▶ TASK PROMPT:
Check every line of the data below for the string "宁波建工", and copy the ones that hold it.

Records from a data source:
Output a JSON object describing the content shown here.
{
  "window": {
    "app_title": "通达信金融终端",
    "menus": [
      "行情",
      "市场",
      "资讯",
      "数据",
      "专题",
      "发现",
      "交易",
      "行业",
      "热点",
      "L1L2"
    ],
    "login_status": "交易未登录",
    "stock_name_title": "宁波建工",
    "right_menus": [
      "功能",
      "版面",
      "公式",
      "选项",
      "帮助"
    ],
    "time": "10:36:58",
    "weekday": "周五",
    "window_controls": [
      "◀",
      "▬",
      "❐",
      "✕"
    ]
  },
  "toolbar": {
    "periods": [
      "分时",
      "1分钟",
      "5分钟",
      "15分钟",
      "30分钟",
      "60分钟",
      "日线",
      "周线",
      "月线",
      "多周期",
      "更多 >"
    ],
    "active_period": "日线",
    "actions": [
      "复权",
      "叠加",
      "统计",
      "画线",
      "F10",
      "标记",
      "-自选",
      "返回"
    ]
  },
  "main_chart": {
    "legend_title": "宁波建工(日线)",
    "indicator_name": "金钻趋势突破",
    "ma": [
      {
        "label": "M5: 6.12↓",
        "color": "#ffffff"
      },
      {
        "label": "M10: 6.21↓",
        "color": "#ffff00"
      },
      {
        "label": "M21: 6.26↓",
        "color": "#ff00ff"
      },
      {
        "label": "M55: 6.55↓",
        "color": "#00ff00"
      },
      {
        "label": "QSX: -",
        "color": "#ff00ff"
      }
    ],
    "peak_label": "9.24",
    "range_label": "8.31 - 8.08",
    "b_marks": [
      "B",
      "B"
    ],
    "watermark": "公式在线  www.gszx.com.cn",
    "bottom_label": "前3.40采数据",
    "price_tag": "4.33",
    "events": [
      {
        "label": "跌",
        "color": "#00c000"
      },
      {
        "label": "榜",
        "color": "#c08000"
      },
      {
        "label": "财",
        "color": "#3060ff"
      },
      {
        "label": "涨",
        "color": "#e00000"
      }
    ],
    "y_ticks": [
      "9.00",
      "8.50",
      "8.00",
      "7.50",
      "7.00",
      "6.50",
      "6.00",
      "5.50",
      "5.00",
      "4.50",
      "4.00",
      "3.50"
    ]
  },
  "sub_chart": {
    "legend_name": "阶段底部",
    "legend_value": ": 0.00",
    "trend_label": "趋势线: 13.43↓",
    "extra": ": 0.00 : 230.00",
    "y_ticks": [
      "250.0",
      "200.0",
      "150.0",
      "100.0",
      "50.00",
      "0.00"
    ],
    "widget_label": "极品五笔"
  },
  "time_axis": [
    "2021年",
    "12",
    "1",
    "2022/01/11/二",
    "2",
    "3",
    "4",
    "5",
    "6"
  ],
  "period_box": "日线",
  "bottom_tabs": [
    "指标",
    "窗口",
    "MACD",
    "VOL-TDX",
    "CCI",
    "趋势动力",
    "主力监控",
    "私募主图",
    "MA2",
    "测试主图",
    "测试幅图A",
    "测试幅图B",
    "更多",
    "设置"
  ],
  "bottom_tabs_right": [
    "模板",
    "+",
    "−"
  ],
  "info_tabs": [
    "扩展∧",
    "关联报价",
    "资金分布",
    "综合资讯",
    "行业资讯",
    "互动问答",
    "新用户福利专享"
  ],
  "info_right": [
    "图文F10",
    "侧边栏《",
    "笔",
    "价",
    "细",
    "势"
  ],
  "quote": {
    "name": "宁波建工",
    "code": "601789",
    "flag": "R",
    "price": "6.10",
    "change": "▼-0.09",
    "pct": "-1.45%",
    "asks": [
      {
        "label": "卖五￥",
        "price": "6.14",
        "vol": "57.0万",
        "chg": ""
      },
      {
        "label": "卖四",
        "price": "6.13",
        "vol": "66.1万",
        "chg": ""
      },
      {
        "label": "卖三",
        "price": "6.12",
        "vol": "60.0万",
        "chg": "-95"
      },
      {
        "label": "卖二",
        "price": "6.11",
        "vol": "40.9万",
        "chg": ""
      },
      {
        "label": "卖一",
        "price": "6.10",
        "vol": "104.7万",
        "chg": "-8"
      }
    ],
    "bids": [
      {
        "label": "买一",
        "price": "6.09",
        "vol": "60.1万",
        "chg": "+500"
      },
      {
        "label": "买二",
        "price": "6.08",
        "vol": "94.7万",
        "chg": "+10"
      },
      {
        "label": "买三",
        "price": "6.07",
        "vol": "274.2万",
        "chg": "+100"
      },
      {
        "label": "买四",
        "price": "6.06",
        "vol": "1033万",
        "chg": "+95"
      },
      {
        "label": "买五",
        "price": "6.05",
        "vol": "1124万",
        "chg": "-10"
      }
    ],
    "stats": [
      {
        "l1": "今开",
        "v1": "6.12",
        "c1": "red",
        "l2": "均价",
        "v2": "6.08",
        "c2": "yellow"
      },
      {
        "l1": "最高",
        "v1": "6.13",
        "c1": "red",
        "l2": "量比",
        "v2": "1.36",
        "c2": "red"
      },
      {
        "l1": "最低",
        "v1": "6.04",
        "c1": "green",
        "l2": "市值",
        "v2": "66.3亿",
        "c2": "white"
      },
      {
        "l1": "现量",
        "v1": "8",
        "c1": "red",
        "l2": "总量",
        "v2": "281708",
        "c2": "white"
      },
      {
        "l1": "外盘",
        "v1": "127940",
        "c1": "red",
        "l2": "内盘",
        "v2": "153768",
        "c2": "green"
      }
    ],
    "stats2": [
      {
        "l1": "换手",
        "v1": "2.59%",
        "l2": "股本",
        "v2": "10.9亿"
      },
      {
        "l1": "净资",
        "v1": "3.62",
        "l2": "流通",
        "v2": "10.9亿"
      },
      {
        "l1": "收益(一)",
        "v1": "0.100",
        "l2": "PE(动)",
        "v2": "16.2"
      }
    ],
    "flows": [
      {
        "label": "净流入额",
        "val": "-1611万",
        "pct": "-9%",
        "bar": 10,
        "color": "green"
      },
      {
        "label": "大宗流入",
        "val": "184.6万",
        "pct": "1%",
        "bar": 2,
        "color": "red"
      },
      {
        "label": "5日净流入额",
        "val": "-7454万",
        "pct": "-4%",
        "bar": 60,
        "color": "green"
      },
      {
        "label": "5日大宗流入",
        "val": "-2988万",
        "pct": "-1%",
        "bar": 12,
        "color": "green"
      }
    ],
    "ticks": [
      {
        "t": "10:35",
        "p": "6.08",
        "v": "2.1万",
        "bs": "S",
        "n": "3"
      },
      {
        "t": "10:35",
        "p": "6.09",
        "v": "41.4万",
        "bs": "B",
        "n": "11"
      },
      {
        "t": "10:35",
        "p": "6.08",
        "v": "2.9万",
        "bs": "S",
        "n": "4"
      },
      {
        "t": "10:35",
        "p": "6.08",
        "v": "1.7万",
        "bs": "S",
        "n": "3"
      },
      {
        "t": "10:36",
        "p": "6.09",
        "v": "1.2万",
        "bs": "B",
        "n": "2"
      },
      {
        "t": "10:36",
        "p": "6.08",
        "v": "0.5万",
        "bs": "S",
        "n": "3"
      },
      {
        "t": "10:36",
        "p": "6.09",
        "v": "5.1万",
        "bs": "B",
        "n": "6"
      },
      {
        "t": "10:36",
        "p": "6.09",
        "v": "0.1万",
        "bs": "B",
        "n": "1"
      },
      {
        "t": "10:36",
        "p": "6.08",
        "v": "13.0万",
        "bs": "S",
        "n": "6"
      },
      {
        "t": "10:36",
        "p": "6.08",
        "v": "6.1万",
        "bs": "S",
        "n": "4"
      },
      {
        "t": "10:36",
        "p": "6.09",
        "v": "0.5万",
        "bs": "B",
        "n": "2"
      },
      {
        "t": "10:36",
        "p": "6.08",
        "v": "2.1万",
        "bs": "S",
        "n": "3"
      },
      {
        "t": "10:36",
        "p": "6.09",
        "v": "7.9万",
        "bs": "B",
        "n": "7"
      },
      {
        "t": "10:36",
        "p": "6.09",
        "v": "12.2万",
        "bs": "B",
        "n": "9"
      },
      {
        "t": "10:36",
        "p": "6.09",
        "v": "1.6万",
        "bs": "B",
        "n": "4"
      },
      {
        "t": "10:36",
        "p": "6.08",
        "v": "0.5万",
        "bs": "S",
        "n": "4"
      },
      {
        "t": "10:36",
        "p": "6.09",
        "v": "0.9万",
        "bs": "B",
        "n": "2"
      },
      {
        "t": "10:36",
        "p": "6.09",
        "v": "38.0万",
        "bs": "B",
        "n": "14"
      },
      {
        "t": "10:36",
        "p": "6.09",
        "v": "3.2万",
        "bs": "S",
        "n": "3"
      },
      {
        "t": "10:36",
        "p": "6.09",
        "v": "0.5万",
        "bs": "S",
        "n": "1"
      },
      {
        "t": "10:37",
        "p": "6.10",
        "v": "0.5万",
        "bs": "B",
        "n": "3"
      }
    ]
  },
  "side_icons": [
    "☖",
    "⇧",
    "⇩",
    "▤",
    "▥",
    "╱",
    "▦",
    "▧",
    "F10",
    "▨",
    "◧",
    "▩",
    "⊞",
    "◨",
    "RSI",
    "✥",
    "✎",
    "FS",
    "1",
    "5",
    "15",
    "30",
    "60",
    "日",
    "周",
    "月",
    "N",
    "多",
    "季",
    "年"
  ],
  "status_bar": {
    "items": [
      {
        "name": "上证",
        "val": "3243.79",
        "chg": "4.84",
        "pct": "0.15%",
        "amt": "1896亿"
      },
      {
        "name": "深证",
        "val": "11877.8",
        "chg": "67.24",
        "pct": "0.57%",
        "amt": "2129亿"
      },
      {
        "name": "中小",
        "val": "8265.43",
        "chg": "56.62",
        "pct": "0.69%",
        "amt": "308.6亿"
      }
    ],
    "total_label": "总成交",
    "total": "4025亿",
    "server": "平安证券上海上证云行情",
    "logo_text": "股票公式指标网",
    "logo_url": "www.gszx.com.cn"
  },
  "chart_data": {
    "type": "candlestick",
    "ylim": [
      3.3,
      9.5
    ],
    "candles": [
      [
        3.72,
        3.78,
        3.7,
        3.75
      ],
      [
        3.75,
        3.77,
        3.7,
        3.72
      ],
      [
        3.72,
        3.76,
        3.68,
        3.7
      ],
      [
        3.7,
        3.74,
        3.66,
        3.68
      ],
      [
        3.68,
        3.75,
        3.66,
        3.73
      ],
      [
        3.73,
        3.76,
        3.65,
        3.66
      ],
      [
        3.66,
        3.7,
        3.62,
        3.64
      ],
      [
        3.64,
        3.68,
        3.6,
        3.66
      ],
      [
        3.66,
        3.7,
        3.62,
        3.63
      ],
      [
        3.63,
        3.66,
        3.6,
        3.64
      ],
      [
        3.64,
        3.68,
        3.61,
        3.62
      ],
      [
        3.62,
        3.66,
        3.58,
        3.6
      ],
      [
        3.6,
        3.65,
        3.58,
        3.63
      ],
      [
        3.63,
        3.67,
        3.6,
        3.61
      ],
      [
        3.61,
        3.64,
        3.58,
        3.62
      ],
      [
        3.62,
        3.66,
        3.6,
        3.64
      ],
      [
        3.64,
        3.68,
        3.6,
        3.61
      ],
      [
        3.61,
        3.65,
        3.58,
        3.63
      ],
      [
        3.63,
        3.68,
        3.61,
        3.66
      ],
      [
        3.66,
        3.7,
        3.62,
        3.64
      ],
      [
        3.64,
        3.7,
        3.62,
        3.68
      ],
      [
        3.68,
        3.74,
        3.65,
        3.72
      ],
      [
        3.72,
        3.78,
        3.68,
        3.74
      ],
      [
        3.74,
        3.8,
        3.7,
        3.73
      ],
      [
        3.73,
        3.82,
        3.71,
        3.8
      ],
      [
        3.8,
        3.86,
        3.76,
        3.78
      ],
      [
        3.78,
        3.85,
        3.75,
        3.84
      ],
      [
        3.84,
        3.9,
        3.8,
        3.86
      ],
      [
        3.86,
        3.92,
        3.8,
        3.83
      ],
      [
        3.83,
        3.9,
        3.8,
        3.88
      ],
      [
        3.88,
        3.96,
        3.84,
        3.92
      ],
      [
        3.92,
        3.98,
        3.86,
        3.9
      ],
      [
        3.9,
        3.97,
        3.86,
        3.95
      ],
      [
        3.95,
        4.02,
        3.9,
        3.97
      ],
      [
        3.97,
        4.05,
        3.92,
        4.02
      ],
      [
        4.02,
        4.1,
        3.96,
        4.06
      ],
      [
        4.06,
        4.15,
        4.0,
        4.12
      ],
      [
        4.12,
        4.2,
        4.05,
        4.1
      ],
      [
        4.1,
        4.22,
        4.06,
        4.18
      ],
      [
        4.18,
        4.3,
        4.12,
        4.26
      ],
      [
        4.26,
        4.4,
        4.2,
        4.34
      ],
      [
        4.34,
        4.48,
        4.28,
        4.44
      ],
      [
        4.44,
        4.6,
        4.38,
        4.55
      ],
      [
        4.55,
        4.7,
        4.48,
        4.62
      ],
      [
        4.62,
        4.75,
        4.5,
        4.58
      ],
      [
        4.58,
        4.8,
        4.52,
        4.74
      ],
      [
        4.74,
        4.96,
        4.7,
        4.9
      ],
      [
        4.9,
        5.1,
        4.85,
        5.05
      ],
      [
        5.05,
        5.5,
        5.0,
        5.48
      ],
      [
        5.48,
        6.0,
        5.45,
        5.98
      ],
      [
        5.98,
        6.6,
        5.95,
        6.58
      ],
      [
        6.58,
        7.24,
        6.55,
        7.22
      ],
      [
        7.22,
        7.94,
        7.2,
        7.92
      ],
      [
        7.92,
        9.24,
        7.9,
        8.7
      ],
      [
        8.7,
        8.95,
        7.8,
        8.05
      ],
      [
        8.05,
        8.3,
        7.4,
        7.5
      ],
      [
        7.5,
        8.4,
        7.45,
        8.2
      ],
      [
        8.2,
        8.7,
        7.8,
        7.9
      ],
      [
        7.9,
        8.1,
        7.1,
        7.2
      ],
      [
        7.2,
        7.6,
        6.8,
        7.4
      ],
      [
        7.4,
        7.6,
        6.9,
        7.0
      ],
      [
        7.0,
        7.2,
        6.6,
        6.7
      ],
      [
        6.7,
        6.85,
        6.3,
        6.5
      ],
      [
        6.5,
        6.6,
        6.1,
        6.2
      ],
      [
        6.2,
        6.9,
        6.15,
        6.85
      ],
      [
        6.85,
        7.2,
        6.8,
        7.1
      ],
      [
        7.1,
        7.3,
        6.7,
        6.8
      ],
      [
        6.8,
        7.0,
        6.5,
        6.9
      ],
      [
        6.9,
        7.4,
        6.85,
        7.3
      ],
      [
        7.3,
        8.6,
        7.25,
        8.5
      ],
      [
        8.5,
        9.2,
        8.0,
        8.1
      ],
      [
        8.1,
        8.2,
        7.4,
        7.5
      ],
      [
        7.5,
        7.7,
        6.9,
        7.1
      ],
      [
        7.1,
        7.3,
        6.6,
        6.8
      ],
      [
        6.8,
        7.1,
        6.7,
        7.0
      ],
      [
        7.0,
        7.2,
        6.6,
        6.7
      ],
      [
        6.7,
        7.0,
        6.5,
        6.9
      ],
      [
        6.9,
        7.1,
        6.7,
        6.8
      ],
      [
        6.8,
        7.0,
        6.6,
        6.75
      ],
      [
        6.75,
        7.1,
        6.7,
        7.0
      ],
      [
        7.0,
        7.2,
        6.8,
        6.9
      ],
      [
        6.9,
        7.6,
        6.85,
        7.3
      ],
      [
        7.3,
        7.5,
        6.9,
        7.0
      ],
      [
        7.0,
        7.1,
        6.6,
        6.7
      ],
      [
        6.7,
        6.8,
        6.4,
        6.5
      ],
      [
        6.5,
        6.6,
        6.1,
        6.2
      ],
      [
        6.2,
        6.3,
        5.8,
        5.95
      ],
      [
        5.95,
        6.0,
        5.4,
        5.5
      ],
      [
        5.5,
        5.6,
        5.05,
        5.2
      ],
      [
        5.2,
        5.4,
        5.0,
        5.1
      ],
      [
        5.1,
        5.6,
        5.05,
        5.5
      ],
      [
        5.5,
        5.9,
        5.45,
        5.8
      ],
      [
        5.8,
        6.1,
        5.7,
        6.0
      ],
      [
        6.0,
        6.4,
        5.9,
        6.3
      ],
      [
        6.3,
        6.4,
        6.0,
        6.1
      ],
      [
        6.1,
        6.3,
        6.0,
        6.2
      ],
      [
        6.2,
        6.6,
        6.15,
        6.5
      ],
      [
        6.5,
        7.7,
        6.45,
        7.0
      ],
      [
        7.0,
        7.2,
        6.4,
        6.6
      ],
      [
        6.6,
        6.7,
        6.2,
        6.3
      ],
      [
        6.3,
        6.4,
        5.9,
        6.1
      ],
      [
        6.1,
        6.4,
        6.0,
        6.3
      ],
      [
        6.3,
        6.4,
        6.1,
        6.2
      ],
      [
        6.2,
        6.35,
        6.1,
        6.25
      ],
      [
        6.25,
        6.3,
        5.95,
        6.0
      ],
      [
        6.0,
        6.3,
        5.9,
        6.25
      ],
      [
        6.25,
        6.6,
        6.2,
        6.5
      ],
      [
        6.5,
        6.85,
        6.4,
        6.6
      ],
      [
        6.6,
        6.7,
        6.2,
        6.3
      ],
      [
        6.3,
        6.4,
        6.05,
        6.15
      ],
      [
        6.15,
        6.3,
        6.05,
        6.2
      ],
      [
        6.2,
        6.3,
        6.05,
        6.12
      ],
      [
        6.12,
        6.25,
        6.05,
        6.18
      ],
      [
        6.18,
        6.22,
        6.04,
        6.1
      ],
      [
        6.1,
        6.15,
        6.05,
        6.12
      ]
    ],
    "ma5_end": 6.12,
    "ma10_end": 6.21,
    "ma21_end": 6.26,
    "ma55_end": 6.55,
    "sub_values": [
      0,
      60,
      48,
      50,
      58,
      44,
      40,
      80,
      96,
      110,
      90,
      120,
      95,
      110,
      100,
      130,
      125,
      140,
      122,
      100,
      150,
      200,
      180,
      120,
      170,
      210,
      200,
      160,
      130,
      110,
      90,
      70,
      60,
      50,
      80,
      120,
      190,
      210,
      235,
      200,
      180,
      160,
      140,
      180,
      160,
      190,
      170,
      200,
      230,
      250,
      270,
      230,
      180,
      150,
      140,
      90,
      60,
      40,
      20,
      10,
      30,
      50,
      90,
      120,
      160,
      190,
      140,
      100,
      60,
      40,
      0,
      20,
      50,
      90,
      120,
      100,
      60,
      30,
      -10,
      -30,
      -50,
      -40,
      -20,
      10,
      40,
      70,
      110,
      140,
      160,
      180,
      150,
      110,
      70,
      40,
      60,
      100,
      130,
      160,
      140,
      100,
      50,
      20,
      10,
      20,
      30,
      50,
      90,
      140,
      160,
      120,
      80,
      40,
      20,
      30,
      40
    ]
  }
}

▶ RESULT OF THE EXERCISE:
    "stock_name_title": "宁波建工",
    "legend_title": "宁波建工(日线)",
    "name": "宁波建工",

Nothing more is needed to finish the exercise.